[Data entries]
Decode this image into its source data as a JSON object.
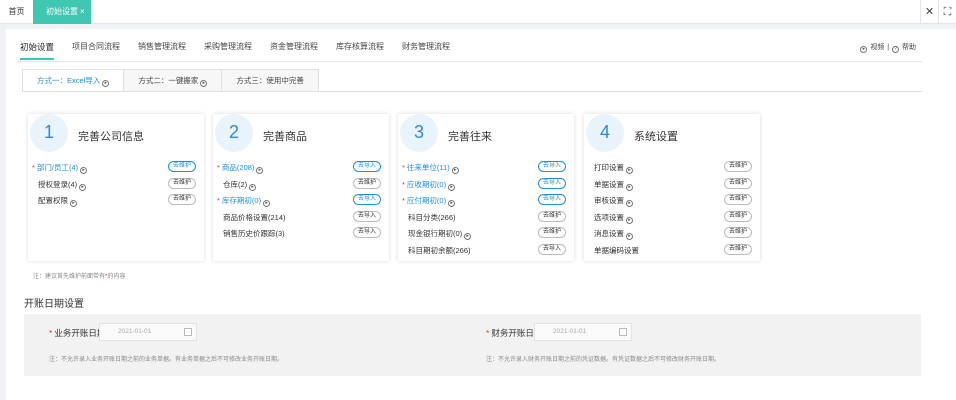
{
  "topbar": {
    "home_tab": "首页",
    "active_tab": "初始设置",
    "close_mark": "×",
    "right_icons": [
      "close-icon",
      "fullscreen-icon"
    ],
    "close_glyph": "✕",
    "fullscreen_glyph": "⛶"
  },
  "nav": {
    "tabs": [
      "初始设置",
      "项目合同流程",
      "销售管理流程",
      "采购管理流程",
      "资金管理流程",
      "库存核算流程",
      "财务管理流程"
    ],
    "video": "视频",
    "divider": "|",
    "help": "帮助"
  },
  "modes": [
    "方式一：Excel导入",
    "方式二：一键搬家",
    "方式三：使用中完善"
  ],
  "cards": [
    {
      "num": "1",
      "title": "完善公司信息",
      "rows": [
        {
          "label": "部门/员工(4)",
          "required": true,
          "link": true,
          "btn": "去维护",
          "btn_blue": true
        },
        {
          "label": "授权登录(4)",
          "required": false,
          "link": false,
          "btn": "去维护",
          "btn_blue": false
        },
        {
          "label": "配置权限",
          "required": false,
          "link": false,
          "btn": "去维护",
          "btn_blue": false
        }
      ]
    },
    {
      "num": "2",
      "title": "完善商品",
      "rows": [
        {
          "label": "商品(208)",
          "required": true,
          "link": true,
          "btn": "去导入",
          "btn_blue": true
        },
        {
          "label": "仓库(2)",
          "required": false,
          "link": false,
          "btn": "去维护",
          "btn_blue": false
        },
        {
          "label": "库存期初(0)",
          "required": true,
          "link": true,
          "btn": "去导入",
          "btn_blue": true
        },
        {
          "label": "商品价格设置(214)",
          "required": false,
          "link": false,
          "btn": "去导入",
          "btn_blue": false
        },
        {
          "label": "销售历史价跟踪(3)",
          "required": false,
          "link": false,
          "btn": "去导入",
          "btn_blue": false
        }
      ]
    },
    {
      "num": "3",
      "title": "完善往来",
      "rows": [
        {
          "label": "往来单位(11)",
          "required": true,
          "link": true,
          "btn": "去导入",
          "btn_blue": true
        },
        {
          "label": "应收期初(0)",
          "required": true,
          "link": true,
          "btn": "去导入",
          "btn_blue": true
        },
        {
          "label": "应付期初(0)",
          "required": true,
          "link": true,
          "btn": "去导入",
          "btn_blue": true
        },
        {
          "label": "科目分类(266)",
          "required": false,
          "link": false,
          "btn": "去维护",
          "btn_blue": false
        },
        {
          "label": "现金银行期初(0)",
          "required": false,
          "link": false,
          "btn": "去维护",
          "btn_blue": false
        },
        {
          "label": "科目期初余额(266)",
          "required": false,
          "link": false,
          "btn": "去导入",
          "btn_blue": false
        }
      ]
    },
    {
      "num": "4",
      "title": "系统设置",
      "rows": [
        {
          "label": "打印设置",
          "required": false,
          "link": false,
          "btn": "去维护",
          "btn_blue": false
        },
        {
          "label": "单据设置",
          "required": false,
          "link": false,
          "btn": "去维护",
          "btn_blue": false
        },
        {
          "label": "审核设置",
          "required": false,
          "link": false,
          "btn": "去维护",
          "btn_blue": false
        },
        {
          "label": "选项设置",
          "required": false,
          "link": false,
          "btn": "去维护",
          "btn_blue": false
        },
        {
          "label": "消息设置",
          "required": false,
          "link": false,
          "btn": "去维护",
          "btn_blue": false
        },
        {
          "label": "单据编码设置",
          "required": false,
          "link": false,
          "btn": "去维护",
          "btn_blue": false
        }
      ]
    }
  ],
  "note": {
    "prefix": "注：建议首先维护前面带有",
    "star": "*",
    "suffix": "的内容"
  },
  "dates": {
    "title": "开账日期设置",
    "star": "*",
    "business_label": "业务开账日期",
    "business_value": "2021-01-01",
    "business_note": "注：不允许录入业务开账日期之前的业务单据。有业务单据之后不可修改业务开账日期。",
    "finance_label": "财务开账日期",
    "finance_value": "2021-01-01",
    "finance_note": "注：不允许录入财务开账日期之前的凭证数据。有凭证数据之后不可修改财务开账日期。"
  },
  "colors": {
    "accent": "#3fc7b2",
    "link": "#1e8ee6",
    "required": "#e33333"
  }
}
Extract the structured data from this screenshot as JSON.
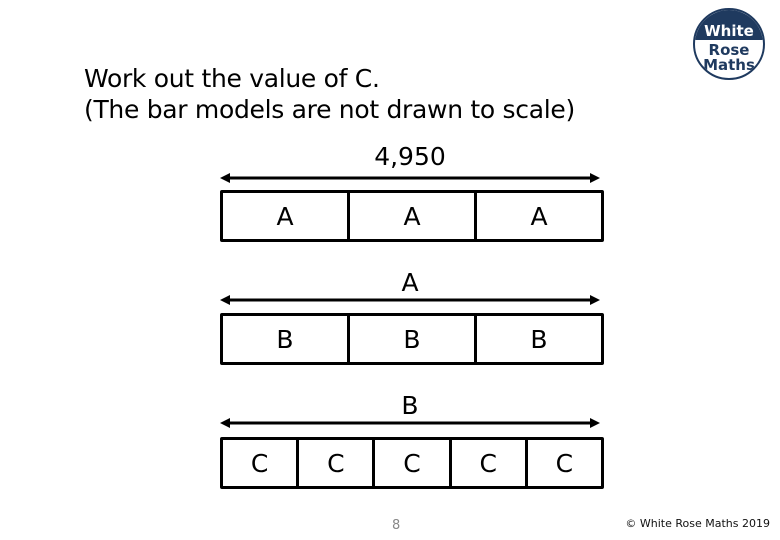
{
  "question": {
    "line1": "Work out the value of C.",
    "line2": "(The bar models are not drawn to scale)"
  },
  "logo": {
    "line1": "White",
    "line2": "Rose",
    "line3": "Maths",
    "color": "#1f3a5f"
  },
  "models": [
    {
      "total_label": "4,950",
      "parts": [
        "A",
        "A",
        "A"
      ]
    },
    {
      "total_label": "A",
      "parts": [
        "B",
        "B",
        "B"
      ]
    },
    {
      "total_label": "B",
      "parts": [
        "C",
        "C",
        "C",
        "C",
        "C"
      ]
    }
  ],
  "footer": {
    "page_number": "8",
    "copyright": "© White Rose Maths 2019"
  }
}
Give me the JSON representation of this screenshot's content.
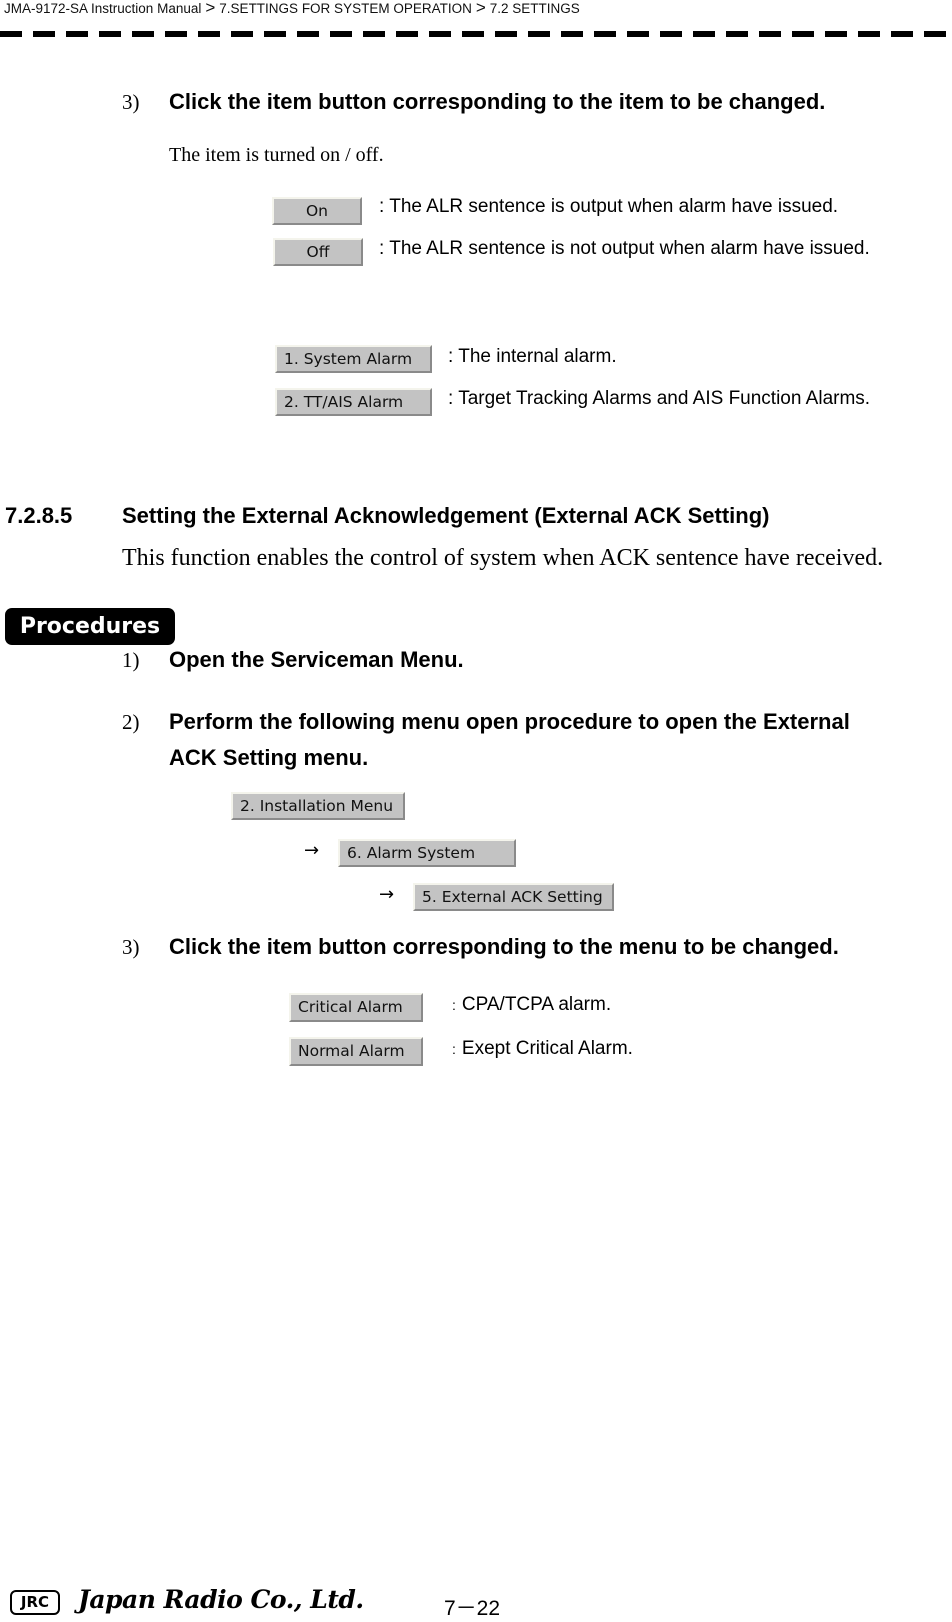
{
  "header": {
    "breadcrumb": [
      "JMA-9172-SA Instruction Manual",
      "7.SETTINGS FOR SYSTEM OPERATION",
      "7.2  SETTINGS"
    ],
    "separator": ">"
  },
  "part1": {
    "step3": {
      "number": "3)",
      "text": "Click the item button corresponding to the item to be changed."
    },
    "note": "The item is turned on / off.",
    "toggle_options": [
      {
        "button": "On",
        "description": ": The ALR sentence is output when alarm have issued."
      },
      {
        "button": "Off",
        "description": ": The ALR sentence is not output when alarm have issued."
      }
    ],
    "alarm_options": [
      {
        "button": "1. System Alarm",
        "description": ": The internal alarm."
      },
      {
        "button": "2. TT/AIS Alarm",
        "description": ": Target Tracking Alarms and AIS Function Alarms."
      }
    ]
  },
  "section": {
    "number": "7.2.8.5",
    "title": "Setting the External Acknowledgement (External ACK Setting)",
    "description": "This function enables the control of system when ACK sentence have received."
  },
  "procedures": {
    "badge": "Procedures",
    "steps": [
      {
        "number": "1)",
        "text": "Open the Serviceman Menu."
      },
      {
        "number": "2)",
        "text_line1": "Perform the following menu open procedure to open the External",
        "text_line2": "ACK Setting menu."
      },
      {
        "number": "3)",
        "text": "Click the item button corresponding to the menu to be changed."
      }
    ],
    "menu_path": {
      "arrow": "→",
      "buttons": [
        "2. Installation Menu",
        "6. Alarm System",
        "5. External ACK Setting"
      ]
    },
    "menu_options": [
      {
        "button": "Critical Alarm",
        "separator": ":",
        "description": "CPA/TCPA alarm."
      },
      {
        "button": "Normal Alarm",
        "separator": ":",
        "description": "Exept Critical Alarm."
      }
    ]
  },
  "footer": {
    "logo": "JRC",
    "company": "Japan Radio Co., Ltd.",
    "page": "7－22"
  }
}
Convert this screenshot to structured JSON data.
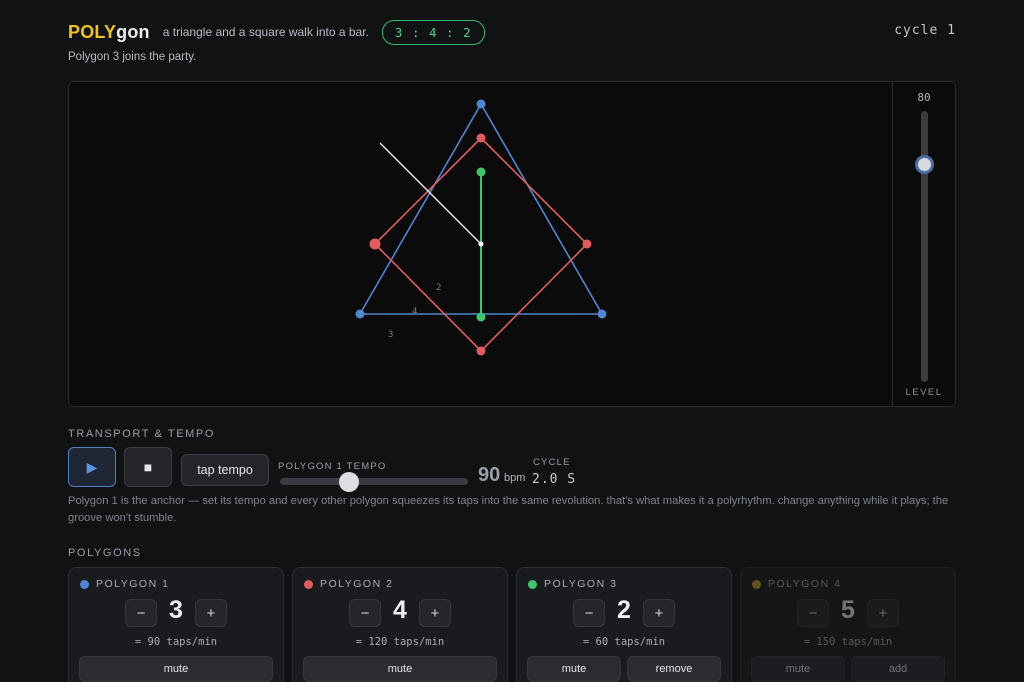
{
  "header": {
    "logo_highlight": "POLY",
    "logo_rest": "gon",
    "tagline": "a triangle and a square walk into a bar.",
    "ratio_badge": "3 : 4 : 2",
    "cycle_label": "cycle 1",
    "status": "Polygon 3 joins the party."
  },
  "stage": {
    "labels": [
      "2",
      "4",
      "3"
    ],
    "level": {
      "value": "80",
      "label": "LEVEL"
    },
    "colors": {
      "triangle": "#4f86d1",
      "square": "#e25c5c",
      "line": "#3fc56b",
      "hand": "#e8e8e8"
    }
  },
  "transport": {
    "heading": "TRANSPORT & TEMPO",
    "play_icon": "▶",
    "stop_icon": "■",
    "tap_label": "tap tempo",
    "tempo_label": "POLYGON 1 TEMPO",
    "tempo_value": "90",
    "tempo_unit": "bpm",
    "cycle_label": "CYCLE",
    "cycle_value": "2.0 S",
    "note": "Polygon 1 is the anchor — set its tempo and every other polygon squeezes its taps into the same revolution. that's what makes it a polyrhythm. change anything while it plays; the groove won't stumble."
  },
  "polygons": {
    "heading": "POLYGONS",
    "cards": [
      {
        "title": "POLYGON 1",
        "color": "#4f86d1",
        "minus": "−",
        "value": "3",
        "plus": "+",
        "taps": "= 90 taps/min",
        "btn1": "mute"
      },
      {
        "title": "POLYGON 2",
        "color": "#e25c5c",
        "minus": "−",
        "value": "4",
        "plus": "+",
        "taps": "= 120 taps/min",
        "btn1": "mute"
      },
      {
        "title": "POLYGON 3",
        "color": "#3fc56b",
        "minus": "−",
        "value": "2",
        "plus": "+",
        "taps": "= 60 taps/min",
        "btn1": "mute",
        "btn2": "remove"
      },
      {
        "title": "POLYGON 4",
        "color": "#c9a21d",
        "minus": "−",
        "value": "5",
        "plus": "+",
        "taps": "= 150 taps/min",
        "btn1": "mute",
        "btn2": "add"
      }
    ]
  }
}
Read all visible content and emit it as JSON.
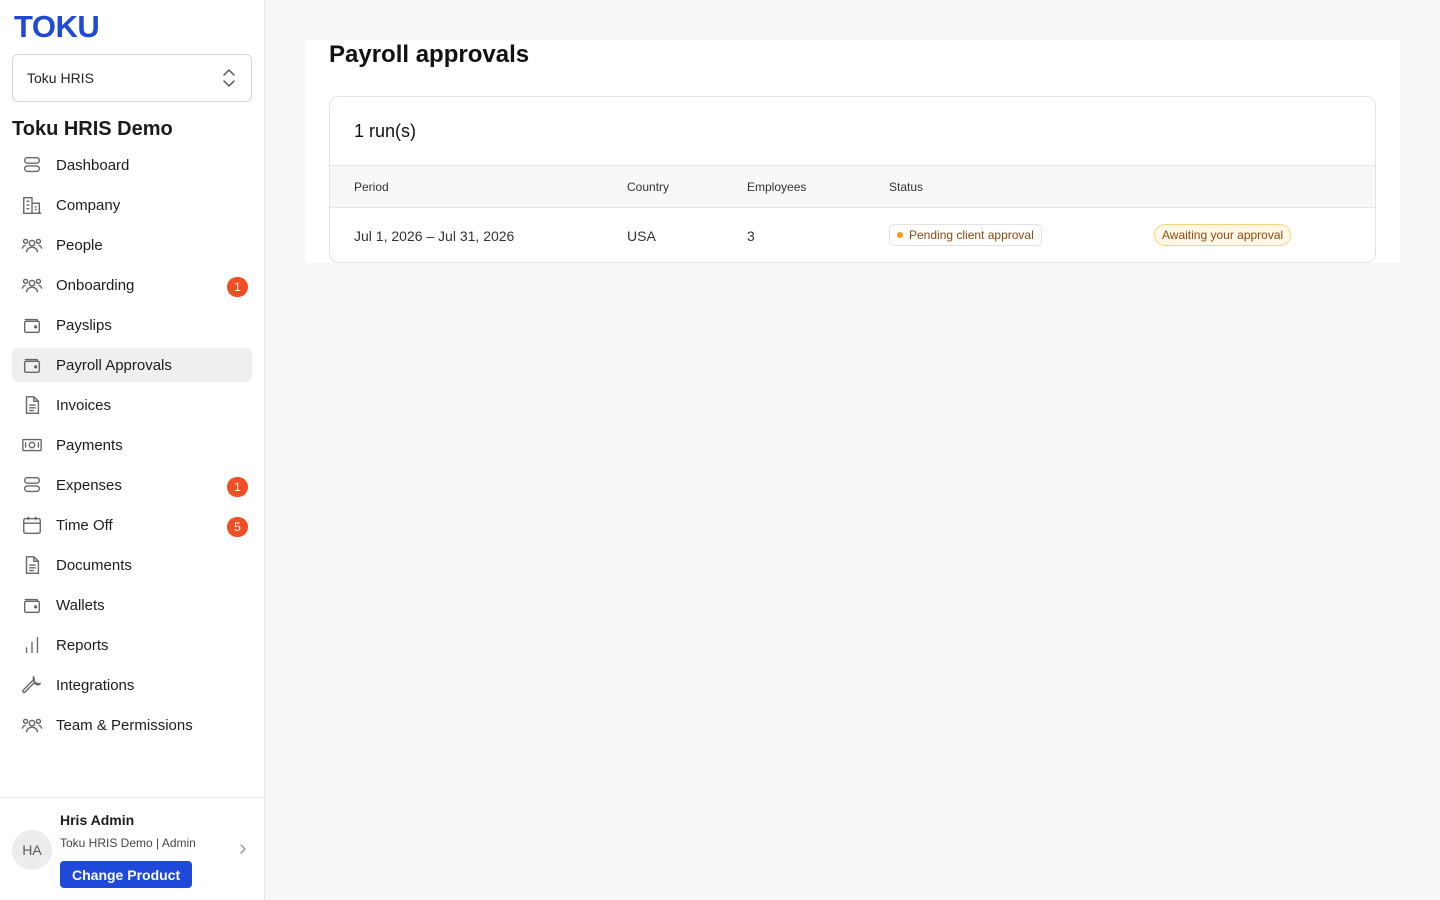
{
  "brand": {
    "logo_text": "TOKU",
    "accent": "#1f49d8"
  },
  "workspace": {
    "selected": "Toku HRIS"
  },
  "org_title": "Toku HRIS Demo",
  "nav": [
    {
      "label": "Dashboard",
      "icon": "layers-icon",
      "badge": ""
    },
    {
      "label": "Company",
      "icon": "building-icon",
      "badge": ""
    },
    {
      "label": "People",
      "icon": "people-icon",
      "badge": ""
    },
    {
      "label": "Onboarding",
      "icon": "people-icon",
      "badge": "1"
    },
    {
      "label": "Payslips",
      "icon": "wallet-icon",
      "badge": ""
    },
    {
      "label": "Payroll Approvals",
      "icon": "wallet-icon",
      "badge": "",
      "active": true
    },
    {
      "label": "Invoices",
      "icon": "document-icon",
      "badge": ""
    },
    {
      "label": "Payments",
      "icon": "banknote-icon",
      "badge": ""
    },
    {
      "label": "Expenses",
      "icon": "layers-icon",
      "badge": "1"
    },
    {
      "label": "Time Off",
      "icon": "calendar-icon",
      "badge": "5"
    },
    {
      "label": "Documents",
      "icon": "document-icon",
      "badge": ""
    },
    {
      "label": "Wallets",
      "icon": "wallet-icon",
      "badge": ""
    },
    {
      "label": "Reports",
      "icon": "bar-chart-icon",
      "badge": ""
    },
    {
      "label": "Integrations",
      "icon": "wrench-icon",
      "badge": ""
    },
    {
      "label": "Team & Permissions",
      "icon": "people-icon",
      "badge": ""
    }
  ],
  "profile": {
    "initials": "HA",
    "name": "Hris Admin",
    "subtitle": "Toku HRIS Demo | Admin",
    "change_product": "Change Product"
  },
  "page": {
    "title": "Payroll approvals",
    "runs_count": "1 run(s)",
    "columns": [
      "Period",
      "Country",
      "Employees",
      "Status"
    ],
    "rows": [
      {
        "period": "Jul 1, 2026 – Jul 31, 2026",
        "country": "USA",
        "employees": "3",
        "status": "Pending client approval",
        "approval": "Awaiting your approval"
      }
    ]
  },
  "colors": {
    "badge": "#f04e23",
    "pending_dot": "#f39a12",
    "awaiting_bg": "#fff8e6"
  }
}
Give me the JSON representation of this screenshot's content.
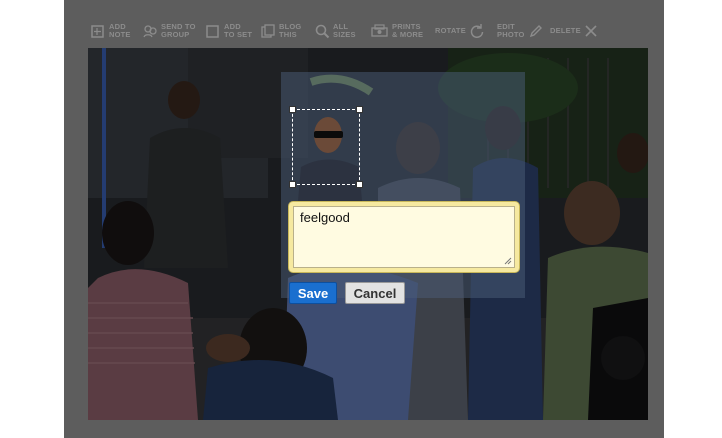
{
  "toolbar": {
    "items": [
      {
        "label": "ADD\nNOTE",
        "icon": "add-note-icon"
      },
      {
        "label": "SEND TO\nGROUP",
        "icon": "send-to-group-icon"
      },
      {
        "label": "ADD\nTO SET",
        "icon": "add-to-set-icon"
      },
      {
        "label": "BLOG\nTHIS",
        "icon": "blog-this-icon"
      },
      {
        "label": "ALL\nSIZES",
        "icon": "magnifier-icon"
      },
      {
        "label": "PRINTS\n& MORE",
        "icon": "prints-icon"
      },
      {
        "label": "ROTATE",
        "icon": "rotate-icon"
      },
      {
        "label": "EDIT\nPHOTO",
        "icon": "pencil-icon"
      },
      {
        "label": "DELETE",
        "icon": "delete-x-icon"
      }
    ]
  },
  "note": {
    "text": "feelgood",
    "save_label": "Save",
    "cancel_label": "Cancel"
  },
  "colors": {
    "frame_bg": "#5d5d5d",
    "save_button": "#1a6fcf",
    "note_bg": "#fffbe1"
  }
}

Required task: Using the entries above, find all lines with "structured". Copy them.

Solution below:
Extract the structured data from this screenshot as JSON.
Convert this screenshot to structured JSON data.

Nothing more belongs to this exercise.